Start Extracted data

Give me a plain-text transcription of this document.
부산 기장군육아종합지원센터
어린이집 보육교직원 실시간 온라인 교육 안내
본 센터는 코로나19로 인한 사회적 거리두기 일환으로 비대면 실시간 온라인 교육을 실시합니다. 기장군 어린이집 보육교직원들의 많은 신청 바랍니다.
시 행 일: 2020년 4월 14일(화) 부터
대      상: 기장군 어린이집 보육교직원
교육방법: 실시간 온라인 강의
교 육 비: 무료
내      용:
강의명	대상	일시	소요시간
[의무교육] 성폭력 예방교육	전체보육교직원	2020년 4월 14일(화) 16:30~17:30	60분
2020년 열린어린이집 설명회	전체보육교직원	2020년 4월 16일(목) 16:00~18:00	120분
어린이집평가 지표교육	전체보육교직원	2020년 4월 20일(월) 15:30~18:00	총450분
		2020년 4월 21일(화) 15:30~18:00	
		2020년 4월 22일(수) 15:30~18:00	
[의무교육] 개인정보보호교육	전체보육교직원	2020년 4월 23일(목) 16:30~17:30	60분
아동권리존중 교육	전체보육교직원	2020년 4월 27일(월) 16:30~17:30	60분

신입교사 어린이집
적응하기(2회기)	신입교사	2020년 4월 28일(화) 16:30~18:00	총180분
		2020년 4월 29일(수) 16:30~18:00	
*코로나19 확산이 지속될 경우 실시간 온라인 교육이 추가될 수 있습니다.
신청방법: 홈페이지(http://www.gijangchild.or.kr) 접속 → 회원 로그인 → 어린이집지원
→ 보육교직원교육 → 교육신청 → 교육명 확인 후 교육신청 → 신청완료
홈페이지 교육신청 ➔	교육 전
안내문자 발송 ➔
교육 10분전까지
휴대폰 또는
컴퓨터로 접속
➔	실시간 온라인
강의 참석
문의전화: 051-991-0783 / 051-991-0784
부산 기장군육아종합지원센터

End Extracted data

Required work: Extract all lines as given.

Expected answer:
Give me a plain-text transcription of this document.
부산 기장군육아종합지원센터
어린이집 보육교직원 실시간 온라인 교육 안내
본 센터는 코로나19로 인한 사회적 거리두기 일환으로 비대면 실시간 온라인 교육을 실시합니다. 기장군 어린이집 보육교직원들의 많은 신청 바랍니다.
시 행 일: 2020년 4월 14일(화) 부터
대      상: 기장군 어린이집 보육교직원
교육방법: 실시간 온라인 강의
교 육 비: 무료
내      용:
강의명	대상	일시	소요시간
[의무교육] 성폭력 예방교육	전체보육교직원	2020년 4월 14일(화) 16:30~17:30	60분
2020년 열린어린이집 설명회	전체보육교직원	2020년 4월 16일(목) 16:00~18:00	120분
어린이집평가 지표교육	전체보육교직원	2020년 4월 20일(월) 15:30~18:00	총450분
		2020년 4월 21일(화) 15:30~18:00	
		2020년 4월 22일(수) 15:30~18:00	
[의무교육] 개인정보보호교육	전체보육교직원	2020년 4월 23일(목) 16:30~17:30	60분
아동권리존중 교육	전체보육교직원	2020년 4월 27일(월) 16:30~17:30	60분

신입교사 어린이집
적응하기(2회기)	신입교사	2020년 4월 28일(화) 16:30~18:00	총180분
		2020년 4월 29일(수) 16:30~18:00	
*코로나19 확산이 지속될 경우 실시간 온라인 교육이 추가될 수 있습니다.
신청방법: 홈페이지(http://www.gijangchild.or.kr) 접속 → 회원 로그인 → 어린이집지원
→ 보육교직원교육 → 교육신청 → 교육명 확인 후 교육신청 → 신청완료
홈페이지 교육신청 ➔	교육 전
안내문자 발송 ➔
교육 10분전까지
휴대폰 또는
컴퓨터로 접속
➔	실시간 온라인
강의 참석
문의전화: 051-991-0783 / 051-991-0784
부산 기장군육아종합지원센터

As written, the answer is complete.